▶ [Required task]: All of the material below is to be retyped exactly.

>>>>>

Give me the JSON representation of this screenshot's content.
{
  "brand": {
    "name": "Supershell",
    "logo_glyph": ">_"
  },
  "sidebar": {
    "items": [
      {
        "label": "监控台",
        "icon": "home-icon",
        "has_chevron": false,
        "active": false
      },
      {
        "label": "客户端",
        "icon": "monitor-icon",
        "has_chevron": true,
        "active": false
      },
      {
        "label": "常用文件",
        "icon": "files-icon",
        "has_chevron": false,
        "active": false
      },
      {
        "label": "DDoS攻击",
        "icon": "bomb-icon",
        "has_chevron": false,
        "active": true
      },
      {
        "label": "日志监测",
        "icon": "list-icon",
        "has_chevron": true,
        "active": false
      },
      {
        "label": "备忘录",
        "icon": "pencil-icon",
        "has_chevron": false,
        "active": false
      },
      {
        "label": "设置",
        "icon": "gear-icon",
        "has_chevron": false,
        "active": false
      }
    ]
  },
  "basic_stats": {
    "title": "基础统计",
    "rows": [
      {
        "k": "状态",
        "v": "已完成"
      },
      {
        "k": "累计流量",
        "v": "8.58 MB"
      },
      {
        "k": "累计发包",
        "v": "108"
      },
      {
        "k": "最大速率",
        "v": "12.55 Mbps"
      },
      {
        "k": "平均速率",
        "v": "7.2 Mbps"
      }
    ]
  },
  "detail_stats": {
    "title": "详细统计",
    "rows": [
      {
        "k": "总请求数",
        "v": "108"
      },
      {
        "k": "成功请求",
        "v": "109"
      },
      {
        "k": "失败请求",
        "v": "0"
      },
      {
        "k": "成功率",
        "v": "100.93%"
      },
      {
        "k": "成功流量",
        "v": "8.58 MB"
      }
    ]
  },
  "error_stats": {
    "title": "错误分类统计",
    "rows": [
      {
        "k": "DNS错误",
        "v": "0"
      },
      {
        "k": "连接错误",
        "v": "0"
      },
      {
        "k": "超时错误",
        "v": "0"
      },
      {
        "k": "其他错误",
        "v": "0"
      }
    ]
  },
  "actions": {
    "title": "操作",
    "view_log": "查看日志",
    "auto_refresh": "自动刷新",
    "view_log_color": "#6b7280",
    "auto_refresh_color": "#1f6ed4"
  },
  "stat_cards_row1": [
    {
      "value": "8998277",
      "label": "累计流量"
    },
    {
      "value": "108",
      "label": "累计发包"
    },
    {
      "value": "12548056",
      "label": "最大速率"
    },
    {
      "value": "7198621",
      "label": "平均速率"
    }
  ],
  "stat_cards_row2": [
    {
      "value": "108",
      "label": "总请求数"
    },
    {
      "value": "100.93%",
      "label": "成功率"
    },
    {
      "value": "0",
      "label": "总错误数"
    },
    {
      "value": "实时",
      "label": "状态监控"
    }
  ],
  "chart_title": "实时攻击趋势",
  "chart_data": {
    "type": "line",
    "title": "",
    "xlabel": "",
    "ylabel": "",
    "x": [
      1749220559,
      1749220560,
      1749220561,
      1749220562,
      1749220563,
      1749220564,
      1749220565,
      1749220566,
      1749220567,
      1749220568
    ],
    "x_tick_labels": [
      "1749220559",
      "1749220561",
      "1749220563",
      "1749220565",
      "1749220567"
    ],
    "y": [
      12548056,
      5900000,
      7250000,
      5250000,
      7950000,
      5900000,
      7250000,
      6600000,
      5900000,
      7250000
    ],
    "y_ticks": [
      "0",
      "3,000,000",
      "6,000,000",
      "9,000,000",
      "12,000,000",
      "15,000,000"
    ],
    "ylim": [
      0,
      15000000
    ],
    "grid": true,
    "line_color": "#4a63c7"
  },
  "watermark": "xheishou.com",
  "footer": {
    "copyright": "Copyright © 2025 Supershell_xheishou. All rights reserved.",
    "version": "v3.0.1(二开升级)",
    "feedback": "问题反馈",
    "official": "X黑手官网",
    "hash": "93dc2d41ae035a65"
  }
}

<<<<<

▶ [Solution]:
Give me the JSON representation of this screenshot's content.
{
  "brand": {
    "name": "Supershell",
    "logo_glyph": ">_"
  },
  "sidebar": {
    "items": [
      {
        "label": "监控台",
        "icon": "home-icon",
        "has_chevron": false,
        "active": false
      },
      {
        "label": "客户端",
        "icon": "monitor-icon",
        "has_chevron": true,
        "active": false
      },
      {
        "label": "常用文件",
        "icon": "files-icon",
        "has_chevron": false,
        "active": false
      },
      {
        "label": "DDoS攻击",
        "icon": "bomb-icon",
        "has_chevron": false,
        "active": true
      },
      {
        "label": "日志监测",
        "icon": "list-icon",
        "has_chevron": true,
        "active": false
      },
      {
        "label": "备忘录",
        "icon": "pencil-icon",
        "has_chevron": false,
        "active": false
      },
      {
        "label": "设置",
        "icon": "gear-icon",
        "has_chevron": false,
        "active": false
      }
    ]
  },
  "basic_stats": {
    "title": "基础统计",
    "rows": [
      {
        "k": "状态",
        "v": "已完成"
      },
      {
        "k": "累计流量",
        "v": "8.58 MB"
      },
      {
        "k": "累计发包",
        "v": "108"
      },
      {
        "k": "最大速率",
        "v": "12.55 Mbps"
      },
      {
        "k": "平均速率",
        "v": "7.2 Mbps"
      }
    ]
  },
  "detail_stats": {
    "title": "详细统计",
    "rows": [
      {
        "k": "总请求数",
        "v": "108"
      },
      {
        "k": "成功请求",
        "v": "109"
      },
      {
        "k": "失败请求",
        "v": "0"
      },
      {
        "k": "成功率",
        "v": "100.93%"
      },
      {
        "k": "成功流量",
        "v": "8.58 MB"
      }
    ]
  },
  "error_stats": {
    "title": "错误分类统计",
    "rows": [
      {
        "k": "DNS错误",
        "v": "0"
      },
      {
        "k": "连接错误",
        "v": "0"
      },
      {
        "k": "超时错误",
        "v": "0"
      },
      {
        "k": "其他错误",
        "v": "0"
      }
    ]
  },
  "actions": {
    "title": "操作",
    "view_log": "查看日志",
    "auto_refresh": "自动刷新",
    "view_log_color": "#6b7280",
    "auto_refresh_color": "#1f6ed4"
  },
  "stat_cards_row1": [
    {
      "value": "8998277",
      "label": "累计流量"
    },
    {
      "value": "108",
      "label": "累计发包"
    },
    {
      "value": "12548056",
      "label": "最大速率"
    },
    {
      "value": "7198621",
      "label": "平均速率"
    }
  ],
  "stat_cards_row2": [
    {
      "value": "108",
      "label": "总请求数"
    },
    {
      "value": "100.93%",
      "label": "成功率"
    },
    {
      "value": "0",
      "label": "总错误数"
    },
    {
      "value": "实时",
      "label": "状态监控"
    }
  ],
  "chart_title": "实时攻击趋势",
  "chart_data": {
    "type": "line",
    "title": "",
    "xlabel": "",
    "ylabel": "",
    "x": [
      1749220559,
      1749220560,
      1749220561,
      1749220562,
      1749220563,
      1749220564,
      1749220565,
      1749220566,
      1749220567,
      1749220568
    ],
    "x_tick_labels": [
      "1749220559",
      "1749220561",
      "1749220563",
      "1749220565",
      "1749220567"
    ],
    "y": [
      12548056,
      5900000,
      7250000,
      5250000,
      7950000,
      5900000,
      7250000,
      6600000,
      5900000,
      7250000
    ],
    "y_ticks": [
      "0",
      "3,000,000",
      "6,000,000",
      "9,000,000",
      "12,000,000",
      "15,000,000"
    ],
    "ylim": [
      0,
      15000000
    ],
    "grid": true,
    "line_color": "#4a63c7"
  },
  "watermark": "xheishou.com",
  "footer": {
    "copyright": "Copyright © 2025 Supershell_xheishou. All rights reserved.",
    "version": "v3.0.1(二开升级)",
    "feedback": "问题反馈",
    "official": "X黑手官网",
    "hash": "93dc2d41ae035a65"
  }
}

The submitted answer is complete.